Things to do:
**1.** Set down the stadium article word for word, starting at "According to advisory" and ending at "offer to stay.".
**2.** Decide whether each statement agrees with the stadium article, answering yes or no and quoting the words of the article that settle it. (a) Los Angeles has gone 12 years without a pro football team. (b) According to Conventions, Sports & Leisure International, 20 new National Football League stadiums have opened since 1997. (c) The Raiders and the Rams left Los Angeles over high ticket prices.
**3.** Extend the stadium article, picking up right after its final sentence.

Page extract:
Los Angeles finally might get a pro football team again after a 21-year absence, as the San Diego Chargers, Oakland Raiders and St. Louis Rams compete for a berth in the nation's second-biggest market. But whoever loses likely will come out better off anyway, with a brand-new stadium as a consolation prize.
That has been the pattern for past episodes of what's known as "stadium extortion." Many localities can't bear to part with a hometown team playing the nation's most popular sport. This dynamic has sprung up over the past two decades, after the Raiders and the Rams decamped from Los Angeles because they were dissatisfied with the playing facilities there.
According to advisory firm Conventions, Sports & Leisure International, 20 new National Football League stadiums have opened since 1997, helped by $4.7 billion in taxpayer money. Atlanta and Minneapolis are building stadiums with $700 million in public funding.
Teams from elsewhere have long used Los Angeles' football vacuum as a bargaining chip in the contests over relocations: NFL franchises threaten to flee if local governments don't counter with a sweet offer to stay.

Provided information:
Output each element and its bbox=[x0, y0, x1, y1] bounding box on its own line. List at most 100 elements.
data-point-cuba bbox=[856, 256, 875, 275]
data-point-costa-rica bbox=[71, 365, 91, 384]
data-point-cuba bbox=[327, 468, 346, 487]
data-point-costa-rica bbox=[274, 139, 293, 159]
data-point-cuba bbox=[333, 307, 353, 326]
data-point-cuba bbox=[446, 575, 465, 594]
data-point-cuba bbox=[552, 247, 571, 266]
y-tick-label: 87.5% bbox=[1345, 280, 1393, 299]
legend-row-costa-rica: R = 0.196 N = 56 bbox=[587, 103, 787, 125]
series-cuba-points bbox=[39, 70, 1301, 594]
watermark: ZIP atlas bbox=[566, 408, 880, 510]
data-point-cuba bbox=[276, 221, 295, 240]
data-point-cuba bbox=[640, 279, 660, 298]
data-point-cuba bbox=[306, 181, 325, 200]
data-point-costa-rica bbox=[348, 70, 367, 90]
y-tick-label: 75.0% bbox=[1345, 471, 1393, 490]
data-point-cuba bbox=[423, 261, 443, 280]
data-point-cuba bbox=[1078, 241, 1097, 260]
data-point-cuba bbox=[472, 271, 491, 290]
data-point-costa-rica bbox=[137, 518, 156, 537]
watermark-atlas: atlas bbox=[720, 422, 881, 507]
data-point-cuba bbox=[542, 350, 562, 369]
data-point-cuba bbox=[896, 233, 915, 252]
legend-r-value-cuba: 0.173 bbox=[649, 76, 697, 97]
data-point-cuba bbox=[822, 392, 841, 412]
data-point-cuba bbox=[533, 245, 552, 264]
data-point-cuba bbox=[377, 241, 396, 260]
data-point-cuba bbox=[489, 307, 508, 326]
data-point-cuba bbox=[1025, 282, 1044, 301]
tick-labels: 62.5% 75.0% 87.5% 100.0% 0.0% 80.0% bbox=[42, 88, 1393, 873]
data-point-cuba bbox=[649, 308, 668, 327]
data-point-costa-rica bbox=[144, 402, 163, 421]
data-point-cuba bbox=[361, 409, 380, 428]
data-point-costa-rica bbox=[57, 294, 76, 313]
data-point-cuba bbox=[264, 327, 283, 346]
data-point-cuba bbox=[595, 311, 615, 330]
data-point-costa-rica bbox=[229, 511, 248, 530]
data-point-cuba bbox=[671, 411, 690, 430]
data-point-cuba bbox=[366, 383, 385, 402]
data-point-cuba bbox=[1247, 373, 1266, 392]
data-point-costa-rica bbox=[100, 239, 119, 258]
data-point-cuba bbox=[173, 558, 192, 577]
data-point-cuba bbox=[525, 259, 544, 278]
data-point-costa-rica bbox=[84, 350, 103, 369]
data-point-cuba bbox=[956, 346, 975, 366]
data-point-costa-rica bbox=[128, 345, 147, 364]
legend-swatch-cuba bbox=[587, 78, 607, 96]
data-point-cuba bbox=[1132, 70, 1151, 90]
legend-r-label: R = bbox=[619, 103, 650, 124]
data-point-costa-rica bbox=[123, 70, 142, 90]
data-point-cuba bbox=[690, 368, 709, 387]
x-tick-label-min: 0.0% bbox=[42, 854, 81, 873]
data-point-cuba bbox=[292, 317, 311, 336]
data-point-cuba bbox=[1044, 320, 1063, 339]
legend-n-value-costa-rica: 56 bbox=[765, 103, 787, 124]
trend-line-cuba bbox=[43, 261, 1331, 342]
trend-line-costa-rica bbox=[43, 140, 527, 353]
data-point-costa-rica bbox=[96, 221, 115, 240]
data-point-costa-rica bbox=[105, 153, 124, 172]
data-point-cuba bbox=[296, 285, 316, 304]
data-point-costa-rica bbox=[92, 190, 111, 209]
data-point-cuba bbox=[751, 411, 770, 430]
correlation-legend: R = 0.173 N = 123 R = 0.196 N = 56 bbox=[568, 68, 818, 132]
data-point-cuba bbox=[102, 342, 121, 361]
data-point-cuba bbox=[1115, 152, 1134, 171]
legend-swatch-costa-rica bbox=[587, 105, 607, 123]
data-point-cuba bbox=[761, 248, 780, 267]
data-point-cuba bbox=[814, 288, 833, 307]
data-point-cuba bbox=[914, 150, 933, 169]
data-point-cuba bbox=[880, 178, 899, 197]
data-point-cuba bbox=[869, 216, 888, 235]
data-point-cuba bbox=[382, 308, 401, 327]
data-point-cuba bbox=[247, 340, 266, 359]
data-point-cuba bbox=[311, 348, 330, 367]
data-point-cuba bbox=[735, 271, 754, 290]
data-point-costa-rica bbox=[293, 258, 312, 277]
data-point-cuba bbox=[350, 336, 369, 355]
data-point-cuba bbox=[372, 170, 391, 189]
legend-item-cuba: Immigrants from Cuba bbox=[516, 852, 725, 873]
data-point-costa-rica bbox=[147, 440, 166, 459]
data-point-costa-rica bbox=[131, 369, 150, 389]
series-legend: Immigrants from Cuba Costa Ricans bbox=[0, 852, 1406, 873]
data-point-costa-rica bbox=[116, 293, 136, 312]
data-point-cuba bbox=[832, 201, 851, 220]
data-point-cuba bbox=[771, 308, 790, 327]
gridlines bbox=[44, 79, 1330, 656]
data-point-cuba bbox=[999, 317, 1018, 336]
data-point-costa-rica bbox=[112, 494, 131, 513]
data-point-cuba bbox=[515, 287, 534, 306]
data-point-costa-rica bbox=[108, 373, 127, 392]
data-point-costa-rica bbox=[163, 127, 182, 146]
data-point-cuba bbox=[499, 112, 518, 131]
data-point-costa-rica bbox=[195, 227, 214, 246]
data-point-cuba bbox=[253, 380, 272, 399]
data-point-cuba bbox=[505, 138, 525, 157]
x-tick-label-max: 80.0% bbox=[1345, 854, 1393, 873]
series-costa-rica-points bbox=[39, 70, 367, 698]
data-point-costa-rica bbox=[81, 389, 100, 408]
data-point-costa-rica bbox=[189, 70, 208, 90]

Per-task answers:
**1.**
According to advisory firm Conventions, Sports & Leisure International, 20 new National Football League stadiums have opened since 1997, helped by $4.7 billion in taxpayer money. Atlanta and Minneapolis are building stadiums with $700 million in public funding.
Teams from elsewhere have long used Los Angeles' football vacuum as a bargaining chip in the contests over relocations: NFL franchises threaten to flee if local governments don't counter with a sweet offer to stay.

**2.**
(a) No: "after a 21-year absence"
(b) Yes: "20 new National Football League stadiums have opened since 1997"
(c) No: "because they were dissatisfied with the playing facilities there"

**3.**
While the value of a pro football venue to local economies is debatable -- some say a team adds little or nothing -- hometown pride is a powerful ally for NFL squads looking for a better deal.
By dangling an L.A. move, the Indianapolis Colts, Arizona Cardinals and Minnesota Vikings won a total of $1.4 billion in public aid for stadiums, estimates John Vrooman, a Vanderbilt University economist who studies the sport's finances.
"Ironically, the empty L.A. market has probably been more valuable to the NFL as the third leg in a public funding extortion triangle over the past 20 years" than if a football team were in residence, Vrooman said.
That's not to say a proposed Los Angeles migration is a sham for the Chargers, Raiders and Rams. Chargers owner Dean Spanos and the Raiders' Mark Davis have unveiled a plan to build a $1.7 billion stadium in Carson, outside of Los Angeles. The two teams would share the site, much like New York's Jets and Giants do with MetLife Stadium in the New Jersey Meadlowlands. Rams owner Stanley Kroenke has called for a $1.86 billion stadium a few miles to the north, in Inglewood. In both cases, the teams would use private money, not taxpayer funding.
The prospect of a team exodus has prompted hometown counterproposals. At this point, though, only the Rams have a firm commitment of public money to stay in St. Louis. A local task force put together a $1.1 billion package to construct a new stadium on the banks of the Mississippi River, with $150 million from the city of St. Louis and $400 million from the state. The rest would come from the team and the NFL, although Kroenke and league officials say they aren't interested. The team did not return a request for comment.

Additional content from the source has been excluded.